**GIVEN PROBLEM:** Write out all of the entries that follow, word for word, but skip the pictures.

**DATA RECORDS:**

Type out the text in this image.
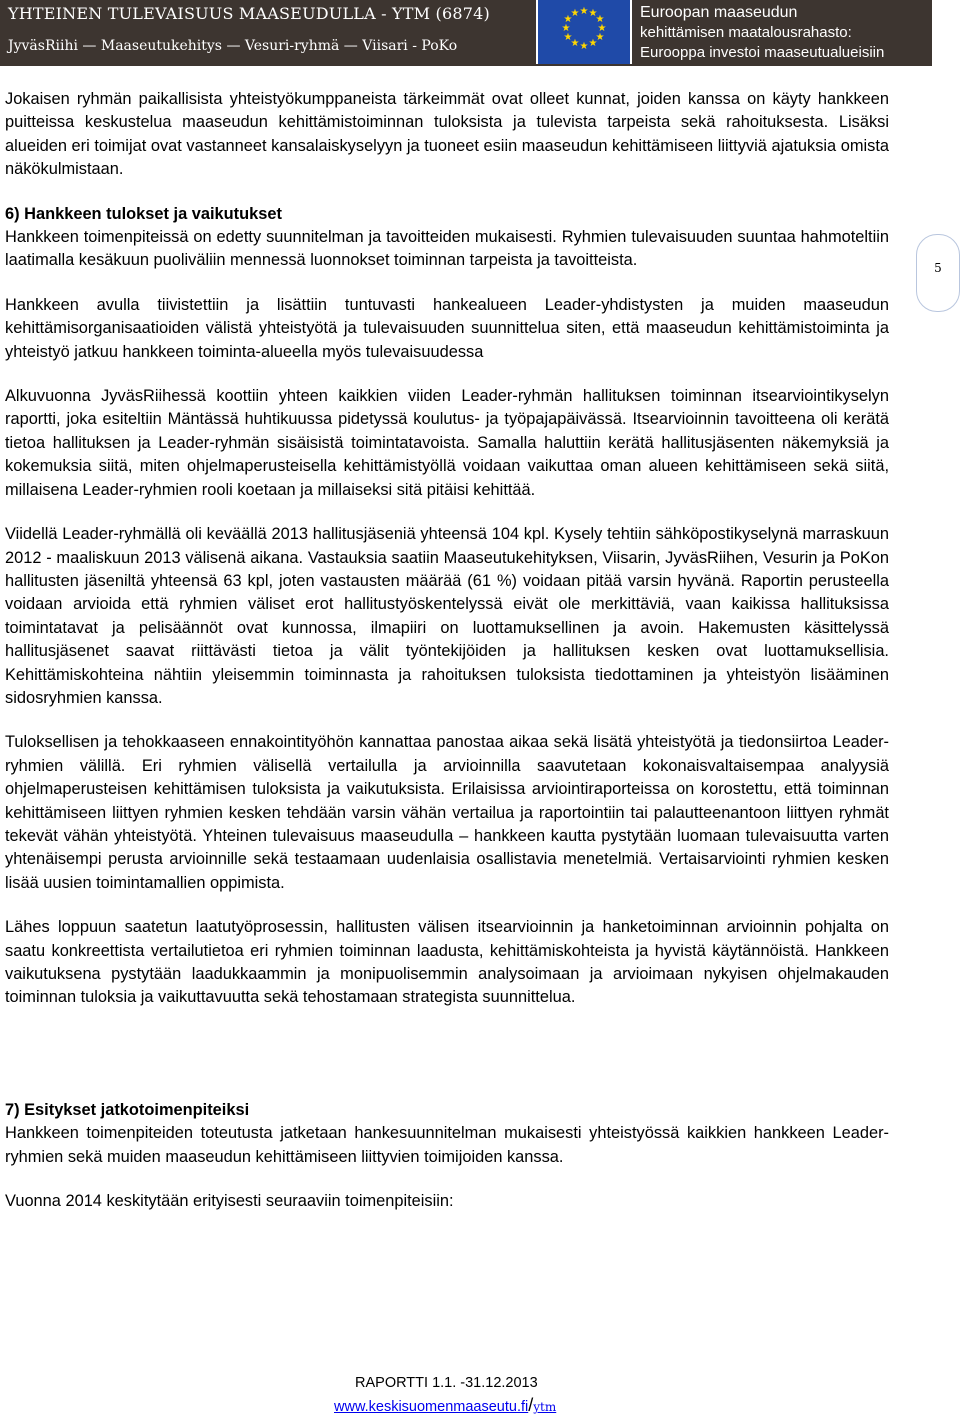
YHTEINEN TULEVAISUUS MAASEUDULLA - YTM (6874)
JyväsRiihi — Maaseutukehitys — Vesuri-ryhmä — Viisari - PoKo
★ ★
★
★
★
★
★
★
★
★
★
★	Euroopan maaseudun
kehittämisen maatalousrahasto:
Eurooppa investoi maaseutualueisiin
5

Jokaisen ryhmän paikallisista yhteistyökumppaneista tärkeimmät ovat olleet kunnat, joiden kanssa on käyty hankkeen puitteissa keskustelua maaseudun kehittämistoiminnan tuloksista ja tulevista tarpeista sekä rahoituksesta. Lisäksi alueiden eri toimijat ovat vastanneet kansalaiskyselyyn ja tuoneet esiin maaseudun kehittämiseen liittyviä ajatuksia omista näkökulmistaan.

6) Hankkeen tulokset ja vaikutukset

Hankkeen toimenpiteissä on edetty suunnitelman ja tavoitteiden mukaisesti. Ryhmien tulevaisuuden suuntaa hahmoteltiin laatimalla kesäkuun puoliväliin mennessä luonnokset toiminnan tarpeista ja tavoitteista.

Hankkeen avulla tiivistettiin ja lisättiin tuntuvasti hankealueen Leader-yhdistysten ja muiden maaseudun kehittämisorganisaatioiden välistä yhteistyötä ja tulevaisuuden suunnittelua siten, että maaseudun kehittämistoiminta ja yhteistyö jatkuu hankkeen toiminta-alueella myös tulevaisuudessa

Alkuvuonna JyväsRiihessä koottiin yhteen kaikkien viiden Leader-ryhmän hallituksen toiminnan itsearviointikyselyn raportti, joka esiteltiin Mäntässä huhtikuussa pidetyssä koulutus- ja työpajapäivässä. Itsearvioinnin tavoitteena oli kerätä tietoa hallituksen ja Leader-ryhmän sisäisistä toimintatavoista. Samalla haluttiin kerätä hallitusjäsenten näkemyksiä ja kokemuksia siitä, miten ohjelmaperusteisella kehittämistyöllä voidaan vaikuttaa oman alueen kehittämiseen sekä siitä, millaisena Leader-ryhmien rooli koetaan ja millaiseksi sitä pitäisi kehittää.

Viidellä Leader-ryhmällä oli keväällä 2013 hallitusjäseniä yhteensä 104 kpl. Kysely tehtiin sähköpostikyselynä marraskuun 2012 - maaliskuun 2013 välisenä aikana. Vastauksia saatiin Maaseutukehityksen, Viisarin, JyväsRiihen, Vesurin ja PoKon hallitusten jäseniltä yhteensä 63 kpl, joten vastausten määrää (61 %) voidaan pitää varsin hyvänä. Raportin perusteella voidaan arvioida että ryhmien väliset erot hallitustyöskentelyssä eivät ole merkittäviä, vaan kaikissa hallituksissa toimintatavat ja pelisäännöt ovat kunnossa, ilmapiiri on luottamuksellinen ja avoin. Hakemusten käsittelyssä hallitusjäsenet saavat riittävästi tietoa ja välit työntekijöiden ja hallituksen kesken ovat luottamuksellisia. Kehittämiskohteina nähtiin yleisemmin toiminnasta ja rahoituksen tuloksista tiedottaminen ja yhteistyön lisääminen sidosryhmien kanssa.

Tuloksellisen ja tehokkaaseen ennakointityöhön kannattaa panostaa aikaa sekä lisätä yhteistyötä ja tiedonsiirtoa Leader-ryhmien välillä. Eri ryhmien välisellä vertailulla ja arvioinnilla saavutetaan kokonaisvaltaisempaa analyysiä ohjelmaperusteisen kehittämisen tuloksista ja vaikutuksista. Erilaisissa arviointiraporteissa on korostettu, että toiminnan kehittämiseen liittyen ryhmien kesken tehdään varsin vähän vertailua ja raportointiin tai palautteenantoon liittyen ryhmät tekevät vähän yhteistyötä. Yhteinen tulevaisuus maaseudulla – hankkeen kautta pystytään luomaan tulevaisuutta varten yhtenäisempi perusta arvioinnille sekä testaamaan uudenlaisia osallistavia menetelmiä. Vertaisarviointi ryhmien kesken lisää uusien toimintamallien oppimista.

Lähes loppuun saatetun laatutyöprosessin, hallitusten välisen itsearvioinnin ja hanketoiminnan arvioinnin pohjalta on saatu konkreettista vertailutietoa eri ryhmien toiminnan laadusta, kehittämiskohteista ja hyvistä käytännöistä. Hankkeen vaikutuksena pystytään laadukkaammin ja monipuolisemmin analysoimaan ja arvioimaan nykyisen ohjelmakauden toiminnan tuloksia ja vaikuttavuutta sekä tehostamaan strategista suunnittelua.

7) Esitykset jatkotoimenpiteiksi

Hankkeen toimenpiteiden toteutusta jatketaan hankesuunnitelman mukaisesti yhteistyössä kaikkien hankkeen Leader-ryhmien sekä muiden maaseudun kehittämiseen liittyvien toimijoiden kanssa.

Vuonna 2014 keskitytään erityisesti seuraaviin toimenpiteisiin:

RAPORTTI 1.1. -31.12.2013
www.keskisuomenmaaseutu.fi/ytm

**THE OUTPUT:**
Type out the text in this image.
YHTEINEN TULEVAISUUS MAASEUDULLA - YTM (6874)
JyväsRiihi — Maaseutukehitys — Vesuri-ryhmä — Viisari - PoKo
★ ★
★
★
★
★
★
★
★
★
★
★	Euroopan maaseudun
kehittämisen maatalousrahasto:
Eurooppa investoi maaseutualueisiin
5

Jokaisen ryhmän paikallisista yhteistyökumppaneista tärkeimmät ovat olleet kunnat, joiden kanssa on käyty hankkeen puitteissa keskustelua maaseudun kehittämistoiminnan tuloksista ja tulevista tarpeista sekä rahoituksesta. Lisäksi alueiden eri toimijat ovat vastanneet kansalaiskyselyyn ja tuoneet esiin maaseudun kehittämiseen liittyviä ajatuksia omista näkökulmistaan.

6) Hankkeen tulokset ja vaikutukset

Hankkeen toimenpiteissä on edetty suunnitelman ja tavoitteiden mukaisesti. Ryhmien tulevaisuuden suuntaa hahmoteltiin laatimalla kesäkuun puoliväliin mennessä luonnokset toiminnan tarpeista ja tavoitteista.

Hankkeen avulla tiivistettiin ja lisättiin tuntuvasti hankealueen Leader-yhdistysten ja muiden maaseudun kehittämisorganisaatioiden välistä yhteistyötä ja tulevaisuuden suunnittelua siten, että maaseudun kehittämistoiminta ja yhteistyö jatkuu hankkeen toiminta-alueella myös tulevaisuudessa

Alkuvuonna JyväsRiihessä koottiin yhteen kaikkien viiden Leader-ryhmän hallituksen toiminnan itsearviointikyselyn raportti, joka esiteltiin Mäntässä huhtikuussa pidetyssä koulutus- ja työpajapäivässä. Itsearvioinnin tavoitteena oli kerätä tietoa hallituksen ja Leader-ryhmän sisäisistä toimintatavoista. Samalla haluttiin kerätä hallitusjäsenten näkemyksiä ja kokemuksia siitä, miten ohjelmaperusteisella kehittämistyöllä voidaan vaikuttaa oman alueen kehittämiseen sekä siitä, millaisena Leader-ryhmien rooli koetaan ja millaiseksi sitä pitäisi kehittää.

Viidellä Leader-ryhmällä oli keväällä 2013 hallitusjäseniä yhteensä 104 kpl. Kysely tehtiin sähköpostikyselynä marraskuun 2012 - maaliskuun 2013 välisenä aikana. Vastauksia saatiin Maaseutukehityksen, Viisarin, JyväsRiihen, Vesurin ja PoKon hallitusten jäseniltä yhteensä 63 kpl, joten vastausten määrää (61 %) voidaan pitää varsin hyvänä. Raportin perusteella voidaan arvioida että ryhmien väliset erot hallitustyöskentelyssä eivät ole merkittäviä, vaan kaikissa hallituksissa toimintatavat ja pelisäännöt ovat kunnossa, ilmapiiri on luottamuksellinen ja avoin. Hakemusten käsittelyssä hallitusjäsenet saavat riittävästi tietoa ja välit työntekijöiden ja hallituksen kesken ovat luottamuksellisia. Kehittämiskohteina nähtiin yleisemmin toiminnasta ja rahoituksen tuloksista tiedottaminen ja yhteistyön lisääminen sidosryhmien kanssa.

Tuloksellisen ja tehokkaaseen ennakointityöhön kannattaa panostaa aikaa sekä lisätä yhteistyötä ja tiedonsiirtoa Leader-ryhmien välillä. Eri ryhmien välisellä vertailulla ja arvioinnilla saavutetaan kokonaisvaltaisempaa analyysiä ohjelmaperusteisen kehittämisen tuloksista ja vaikutuksista. Erilaisissa arviointiraporteissa on korostettu, että toiminnan kehittämiseen liittyen ryhmien kesken tehdään varsin vähän vertailua ja raportointiin tai palautteenantoon liittyen ryhmät tekevät vähän yhteistyötä. Yhteinen tulevaisuus maaseudulla – hankkeen kautta pystytään luomaan tulevaisuutta varten yhtenäisempi perusta arvioinnille sekä testaamaan uudenlaisia osallistavia menetelmiä. Vertaisarviointi ryhmien kesken lisää uusien toimintamallien oppimista.

Lähes loppuun saatetun laatutyöprosessin, hallitusten välisen itsearvioinnin ja hanketoiminnan arvioinnin pohjalta on saatu konkreettista vertailutietoa eri ryhmien toiminnan laadusta, kehittämiskohteista ja hyvistä käytännöistä. Hankkeen vaikutuksena pystytään laadukkaammin ja monipuolisemmin analysoimaan ja arvioimaan nykyisen ohjelmakauden toiminnan tuloksia ja vaikuttavuutta sekä tehostamaan strategista suunnittelua.

7) Esitykset jatkotoimenpiteiksi

Hankkeen toimenpiteiden toteutusta jatketaan hankesuunnitelman mukaisesti yhteistyössä kaikkien hankkeen Leader-ryhmien sekä muiden maaseudun kehittämiseen liittyvien toimijoiden kanssa.

Vuonna 2014 keskitytään erityisesti seuraaviin toimenpiteisiin:

RAPORTTI 1.1. -31.12.2013
www.keskisuomenmaaseutu.fi/ytm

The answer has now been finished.